**Excerpt**.
========================

This is a small daemon used to forward logs from journald (systemd's logging service) to Stackdriver Logging.

Many existing log services are written in inefficient dynamic languages with error-prone "cover every possible use-case" configuration. journaldriver instead aims to fit a specific use-case very well, instead of covering every possible logging setup.

journaldriver can be run on GCP-instances with no additional configuration as authentication tokens are retrieved from the metadata server.

Table of Contents

Features

  • journaldriver persists the last forwarded position in the journal and will resume forwarding at the same position after a restart
  • journaldriver will recognise log entries in JSON format and forward them appropriately to make structured log entries available in Stackdriver
  • journaldriver can be used outside of GCP by configuring static credentials
  • journaldriver will recognise journald's log priority levels and convert them into equivalent Stackdriver log severity levels

Usage on Google Cloud Platform

journaldriver does not require any configuration when running on GCP instances.

========================

**Task A**.
Answer from the journaldriver description:
(i) From which service does journaldriver forward logs, and to where?
(ii) On GCP instances, where are authentication tokens retrieved from?
(iii) What does journaldriver do after a restart?
**Task B**. List every feature given under "Features" in the journaldriver description.
**Task C**. Translate this sentence from the journaldriver description into Spanish: "journaldriver does not require any configuration when running on GCP instances."
These rows have nothing to do with the journaldriver description.

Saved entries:
========================

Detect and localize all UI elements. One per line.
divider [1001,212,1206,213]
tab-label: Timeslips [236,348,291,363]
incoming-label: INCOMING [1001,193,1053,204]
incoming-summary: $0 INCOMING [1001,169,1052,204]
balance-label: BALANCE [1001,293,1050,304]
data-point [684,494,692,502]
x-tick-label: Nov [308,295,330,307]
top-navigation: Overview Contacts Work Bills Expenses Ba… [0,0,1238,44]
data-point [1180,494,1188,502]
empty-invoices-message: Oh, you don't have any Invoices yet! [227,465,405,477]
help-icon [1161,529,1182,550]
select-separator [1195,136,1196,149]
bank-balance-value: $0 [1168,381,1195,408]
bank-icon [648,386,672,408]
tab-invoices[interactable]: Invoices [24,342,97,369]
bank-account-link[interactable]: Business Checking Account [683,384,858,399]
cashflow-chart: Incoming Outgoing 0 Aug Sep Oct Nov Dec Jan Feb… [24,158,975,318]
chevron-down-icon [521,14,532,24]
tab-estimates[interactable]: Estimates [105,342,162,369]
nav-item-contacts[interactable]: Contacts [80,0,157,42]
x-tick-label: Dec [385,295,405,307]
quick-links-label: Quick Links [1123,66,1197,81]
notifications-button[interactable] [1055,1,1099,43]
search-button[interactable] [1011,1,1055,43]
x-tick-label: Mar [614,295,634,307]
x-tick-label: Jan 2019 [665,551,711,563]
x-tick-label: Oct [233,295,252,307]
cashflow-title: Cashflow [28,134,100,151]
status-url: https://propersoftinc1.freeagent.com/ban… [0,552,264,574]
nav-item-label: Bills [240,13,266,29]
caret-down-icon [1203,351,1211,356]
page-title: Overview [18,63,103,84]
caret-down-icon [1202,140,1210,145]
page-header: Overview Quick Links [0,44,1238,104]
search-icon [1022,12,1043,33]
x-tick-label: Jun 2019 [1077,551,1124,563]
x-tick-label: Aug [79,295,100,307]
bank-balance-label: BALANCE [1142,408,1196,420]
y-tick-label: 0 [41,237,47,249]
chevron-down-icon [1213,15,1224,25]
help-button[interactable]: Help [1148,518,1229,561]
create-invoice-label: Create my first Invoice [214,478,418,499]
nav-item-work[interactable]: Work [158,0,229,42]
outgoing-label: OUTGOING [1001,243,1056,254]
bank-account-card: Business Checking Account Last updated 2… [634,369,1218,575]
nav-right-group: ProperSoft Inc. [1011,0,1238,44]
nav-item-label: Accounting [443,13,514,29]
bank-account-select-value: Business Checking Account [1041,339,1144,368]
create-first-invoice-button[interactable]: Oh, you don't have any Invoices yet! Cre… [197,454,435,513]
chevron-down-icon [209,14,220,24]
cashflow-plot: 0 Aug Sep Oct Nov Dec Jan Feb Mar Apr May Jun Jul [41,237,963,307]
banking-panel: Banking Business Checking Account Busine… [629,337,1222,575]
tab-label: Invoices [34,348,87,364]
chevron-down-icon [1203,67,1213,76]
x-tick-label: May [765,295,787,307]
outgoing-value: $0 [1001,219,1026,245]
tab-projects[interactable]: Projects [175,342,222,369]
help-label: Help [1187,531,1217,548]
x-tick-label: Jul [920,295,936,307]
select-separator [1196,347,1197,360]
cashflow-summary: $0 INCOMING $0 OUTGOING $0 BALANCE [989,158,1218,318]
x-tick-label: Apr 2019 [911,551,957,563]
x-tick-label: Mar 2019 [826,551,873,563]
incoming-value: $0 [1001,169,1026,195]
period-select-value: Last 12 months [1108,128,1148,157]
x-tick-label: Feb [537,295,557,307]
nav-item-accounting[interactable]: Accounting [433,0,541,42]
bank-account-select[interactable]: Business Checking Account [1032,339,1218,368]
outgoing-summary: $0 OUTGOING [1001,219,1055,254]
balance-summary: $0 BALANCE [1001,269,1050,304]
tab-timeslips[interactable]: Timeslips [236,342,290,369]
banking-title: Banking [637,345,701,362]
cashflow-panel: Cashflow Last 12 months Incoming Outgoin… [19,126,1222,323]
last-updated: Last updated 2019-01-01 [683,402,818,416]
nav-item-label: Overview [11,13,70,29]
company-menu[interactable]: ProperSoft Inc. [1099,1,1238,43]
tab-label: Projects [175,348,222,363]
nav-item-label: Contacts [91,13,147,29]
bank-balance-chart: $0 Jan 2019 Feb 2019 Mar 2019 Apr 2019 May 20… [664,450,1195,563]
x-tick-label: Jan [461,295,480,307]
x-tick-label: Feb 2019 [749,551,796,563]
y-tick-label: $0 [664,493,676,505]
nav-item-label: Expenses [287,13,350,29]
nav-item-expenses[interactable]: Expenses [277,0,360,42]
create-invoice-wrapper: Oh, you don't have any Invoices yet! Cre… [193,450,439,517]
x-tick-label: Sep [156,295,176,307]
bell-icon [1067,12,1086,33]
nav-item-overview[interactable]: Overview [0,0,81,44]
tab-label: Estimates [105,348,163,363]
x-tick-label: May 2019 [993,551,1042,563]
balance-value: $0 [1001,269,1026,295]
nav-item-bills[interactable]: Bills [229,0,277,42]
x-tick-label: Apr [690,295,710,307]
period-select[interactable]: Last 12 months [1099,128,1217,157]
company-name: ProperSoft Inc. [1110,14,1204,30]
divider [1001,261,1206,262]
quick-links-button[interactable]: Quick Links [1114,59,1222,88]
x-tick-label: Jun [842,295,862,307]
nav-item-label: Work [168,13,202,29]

========================

**Answer space A**.
(i) From journald (systemd's logging service) to Stackdriver Logging.
(ii) From the metadata server.
(iii) It resumes forwarding at the same position, the last forwarded position it persisted in the journal.

**Answer space B**.
- Persists the last forwarded position in the journal and resumes forwarding at the same position after a restart
- Recognizes log entries in JSON format and forwards them so structured log entries are available in Stackdriver
- Can be used outside of GCP by configuring static credentials
- Recognizes journald's log priority levels and converts them into equivalent Stackdriver log severity levels

**Answer space C**. journaldriver no requiere ninguna configuración cuando se ejecuta en instancias de GCP.